FEATURED PHOTO: FORMER MAYORAL CANDIDATE AND CITY COUNCILMAN ZACK REED
IdeastreamPublicMedia, By Nick Castele, Posted October 5th 2021
Two former Cleveland mayoral primary candidates have picked sides in the November general election.
Zack Reed endorsed Justin Bibb on Wednesday. Just an hour later, Basheer Jones endorsed Kevin Kelley.
Reed and Jones won 12 and 11.8 percent of the Sept. 14 primary vote, respectively. They maintain political bases in parts of the city’s East Side that will be crucial as Kelley and Bibb work to expand their support before November.
In an interview with Ideastream Public Media, Reed said he believed a Bibb administration would pay attention to the needs of the city’s southeast side – a part of town that Reed used to represent on Cleveland City Council.
“Justin has the plan, the policies and procedure to deal with the problems that existed yesterday, that exist today and to erase those problems in tomorrow,” Reed said. “And Justin promised me that when he’s mayor of the city of Cleveland he’s going to ensure that the people here on the southeast side of the city of Cleveland get the same resources and get the same opportunities that other neighborhoods have gotten across the city.”
Reed said he would canvass, make phone calls and raise money in order to marshal his supporters to the polls for Bibb. The southeast side of the city represents a significant part of the East Side electorate, Bibb said.
“Voters in this part of the community want a mayor that’s going to be a fighter,” Bibb said. “They want a mayor that’s going to prioritize public safety as well as police accountability. And they want a mayor that’s going to make sure that Lee Harvard, Buckeye and Mount Pleasant and Union Miles get their fair share of resources as we get our way out of this pandemic.”
The two men held an event at Reed’s campaign headquarters in the Mount Pleasant neighborhood. About six miles away, in St. Clair-Superior, Jones announced his support of Kelley.
Jones told a crowd of supporters that the contest for mayor should not be about the race of the candidates. Kelley is white and Bibb is Black.

-- EXERCISE INSTRUCTIONS --
a: In the article on the Cleveland mayoral endorsements, why does it matter which candidates Reed and Jones back? Answer in one to three sentences.
b: Continue the article on the Cleveland mayoral endorsements from where it stops.

-- DATA EXTRACTS --
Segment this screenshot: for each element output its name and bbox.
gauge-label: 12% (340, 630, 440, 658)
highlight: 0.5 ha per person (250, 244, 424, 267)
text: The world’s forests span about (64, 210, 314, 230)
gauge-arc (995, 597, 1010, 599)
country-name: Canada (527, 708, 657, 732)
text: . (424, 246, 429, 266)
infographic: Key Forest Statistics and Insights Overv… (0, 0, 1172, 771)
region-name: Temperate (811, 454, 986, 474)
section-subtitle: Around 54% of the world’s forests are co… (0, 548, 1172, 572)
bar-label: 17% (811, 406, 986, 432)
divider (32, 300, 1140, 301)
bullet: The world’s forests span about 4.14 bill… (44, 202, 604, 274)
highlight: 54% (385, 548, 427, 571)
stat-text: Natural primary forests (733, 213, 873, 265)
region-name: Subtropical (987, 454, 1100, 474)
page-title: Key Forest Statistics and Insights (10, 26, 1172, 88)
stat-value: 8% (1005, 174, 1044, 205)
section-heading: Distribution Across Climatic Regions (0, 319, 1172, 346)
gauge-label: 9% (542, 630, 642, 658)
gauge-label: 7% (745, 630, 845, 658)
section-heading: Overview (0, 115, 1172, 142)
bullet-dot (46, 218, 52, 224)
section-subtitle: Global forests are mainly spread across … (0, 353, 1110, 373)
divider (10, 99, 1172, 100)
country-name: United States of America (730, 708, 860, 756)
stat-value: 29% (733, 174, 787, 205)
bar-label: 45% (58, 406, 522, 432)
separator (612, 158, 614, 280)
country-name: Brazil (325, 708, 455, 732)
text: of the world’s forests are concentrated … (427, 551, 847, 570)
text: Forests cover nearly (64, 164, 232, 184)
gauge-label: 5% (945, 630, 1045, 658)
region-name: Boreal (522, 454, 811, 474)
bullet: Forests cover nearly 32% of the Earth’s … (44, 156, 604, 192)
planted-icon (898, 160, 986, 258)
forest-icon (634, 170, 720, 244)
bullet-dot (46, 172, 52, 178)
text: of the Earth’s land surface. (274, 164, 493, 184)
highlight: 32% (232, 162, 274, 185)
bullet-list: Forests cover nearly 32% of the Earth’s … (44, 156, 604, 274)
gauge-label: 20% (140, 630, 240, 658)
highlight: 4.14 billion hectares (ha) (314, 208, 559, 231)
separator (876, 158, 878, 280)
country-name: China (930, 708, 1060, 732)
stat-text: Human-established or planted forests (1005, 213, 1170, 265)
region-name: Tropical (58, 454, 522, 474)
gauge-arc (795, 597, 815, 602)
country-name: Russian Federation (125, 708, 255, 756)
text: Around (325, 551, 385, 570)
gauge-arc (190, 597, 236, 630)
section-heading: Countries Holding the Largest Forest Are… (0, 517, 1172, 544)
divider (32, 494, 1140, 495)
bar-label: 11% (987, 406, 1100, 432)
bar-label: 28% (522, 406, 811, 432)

-- ANSWERS PROVIDED --
a: Reed and Jones keep political bases in parts of Cleveland's East Side. Those areas will be crucial as Kelley and Bibb work to expand their support before the November general election.

b:
“I don’t just go with somebody because they look like me, that’s foolishness,” Jones said. “I go with somebody who has the results, who has the reputation, who believes in the renaissance and who understands that this community needs resources. And despite what people may believe about [Council] President Kelley, he’s a man of honor. He’s a person that stands on his word.”
In an early July mayoral forum, Jones suggested that he and Bibb were on parallel paths, saying they both “have the same mission to make this city better, even if we’re riding in different cars.”
But on Wednesday, without naming Bibb, Jones referred to him as “someone who has come from nowhere, and we have no idea who they are or where they came from.”
Jones said he and Kelley disagreed on issues in the past, but that they could still work together. Kelley said he and Jones collaborated on council to support development projects in Jones’ Ward 7, which includes the Hough neighborhood.
“Making change means bringing people together,” Kelley said. “Making change means identifying resources. Making change is more difficult than talking about change, but it can be done when committed people come together with common values. And that’s how Councilman Jones and I have worked together, and that’s how I’m going to continue to work as mayor.”
The general election will be held Nov. 2, but early voting begins Oct. 5.